Exercise instructions
Return every line below in which "false" appears.

Given data
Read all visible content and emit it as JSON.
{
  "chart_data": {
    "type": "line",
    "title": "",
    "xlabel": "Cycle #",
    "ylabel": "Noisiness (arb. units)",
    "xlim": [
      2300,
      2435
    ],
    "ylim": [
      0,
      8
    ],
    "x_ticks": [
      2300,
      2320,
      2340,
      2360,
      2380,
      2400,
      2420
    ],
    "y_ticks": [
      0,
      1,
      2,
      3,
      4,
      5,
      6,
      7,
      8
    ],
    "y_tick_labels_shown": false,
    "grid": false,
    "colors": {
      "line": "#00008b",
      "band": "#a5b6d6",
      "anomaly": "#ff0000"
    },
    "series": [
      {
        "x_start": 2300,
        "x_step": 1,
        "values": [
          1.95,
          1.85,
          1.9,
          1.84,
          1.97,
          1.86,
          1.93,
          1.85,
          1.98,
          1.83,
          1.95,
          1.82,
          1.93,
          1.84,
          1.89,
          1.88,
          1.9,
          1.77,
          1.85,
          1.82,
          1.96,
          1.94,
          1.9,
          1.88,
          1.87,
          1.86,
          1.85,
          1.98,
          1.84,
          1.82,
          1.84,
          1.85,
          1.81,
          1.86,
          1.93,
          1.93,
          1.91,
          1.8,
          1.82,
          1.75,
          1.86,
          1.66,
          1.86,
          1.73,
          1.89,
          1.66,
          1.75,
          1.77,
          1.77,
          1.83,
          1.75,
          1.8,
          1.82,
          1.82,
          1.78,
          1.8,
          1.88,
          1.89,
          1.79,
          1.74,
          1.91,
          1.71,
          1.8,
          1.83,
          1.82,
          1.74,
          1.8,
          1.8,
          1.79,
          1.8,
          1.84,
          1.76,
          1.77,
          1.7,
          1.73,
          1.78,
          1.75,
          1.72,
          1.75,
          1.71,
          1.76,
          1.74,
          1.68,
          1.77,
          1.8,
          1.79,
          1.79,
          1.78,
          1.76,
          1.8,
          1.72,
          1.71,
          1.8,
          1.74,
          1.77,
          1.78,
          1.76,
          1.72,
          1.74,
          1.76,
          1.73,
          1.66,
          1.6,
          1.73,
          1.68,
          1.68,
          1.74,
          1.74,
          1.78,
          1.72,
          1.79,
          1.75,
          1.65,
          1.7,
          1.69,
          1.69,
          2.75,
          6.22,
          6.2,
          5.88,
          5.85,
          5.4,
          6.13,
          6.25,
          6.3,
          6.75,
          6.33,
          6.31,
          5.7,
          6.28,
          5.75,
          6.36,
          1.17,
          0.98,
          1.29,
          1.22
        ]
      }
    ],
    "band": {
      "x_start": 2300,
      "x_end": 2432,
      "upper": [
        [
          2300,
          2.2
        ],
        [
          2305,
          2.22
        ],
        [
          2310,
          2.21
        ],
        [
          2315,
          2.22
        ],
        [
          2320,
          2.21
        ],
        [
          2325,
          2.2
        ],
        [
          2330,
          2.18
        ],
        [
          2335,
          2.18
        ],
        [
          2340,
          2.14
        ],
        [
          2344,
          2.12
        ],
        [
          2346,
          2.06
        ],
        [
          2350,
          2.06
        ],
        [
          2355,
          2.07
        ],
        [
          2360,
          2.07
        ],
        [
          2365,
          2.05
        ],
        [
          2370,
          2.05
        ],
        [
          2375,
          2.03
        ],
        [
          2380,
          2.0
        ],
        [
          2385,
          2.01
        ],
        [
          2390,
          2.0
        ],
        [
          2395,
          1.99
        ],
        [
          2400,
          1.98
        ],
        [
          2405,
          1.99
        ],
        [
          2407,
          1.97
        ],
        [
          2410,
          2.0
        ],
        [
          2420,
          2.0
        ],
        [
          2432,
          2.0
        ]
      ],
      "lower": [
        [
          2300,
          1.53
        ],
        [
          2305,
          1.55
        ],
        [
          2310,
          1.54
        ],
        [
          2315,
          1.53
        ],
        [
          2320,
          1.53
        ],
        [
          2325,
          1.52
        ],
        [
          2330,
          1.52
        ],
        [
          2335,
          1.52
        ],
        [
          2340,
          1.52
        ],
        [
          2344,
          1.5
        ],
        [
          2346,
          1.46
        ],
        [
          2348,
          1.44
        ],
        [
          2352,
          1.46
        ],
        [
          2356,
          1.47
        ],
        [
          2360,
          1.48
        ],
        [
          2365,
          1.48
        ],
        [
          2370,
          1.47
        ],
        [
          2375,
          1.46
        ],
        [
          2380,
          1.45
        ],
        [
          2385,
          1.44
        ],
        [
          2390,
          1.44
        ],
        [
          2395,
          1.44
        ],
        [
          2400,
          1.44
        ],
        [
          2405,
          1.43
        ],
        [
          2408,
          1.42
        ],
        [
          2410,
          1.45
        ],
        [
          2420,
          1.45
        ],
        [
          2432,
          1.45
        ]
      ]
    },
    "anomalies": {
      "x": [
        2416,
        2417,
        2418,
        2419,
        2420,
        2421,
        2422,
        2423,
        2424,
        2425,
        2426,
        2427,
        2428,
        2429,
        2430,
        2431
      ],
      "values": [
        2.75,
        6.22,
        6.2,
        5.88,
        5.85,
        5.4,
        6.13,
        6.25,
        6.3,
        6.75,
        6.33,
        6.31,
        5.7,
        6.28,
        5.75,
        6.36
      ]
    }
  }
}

Finished exercise
    "y_tick_labels_shown": false,
    "grid": false,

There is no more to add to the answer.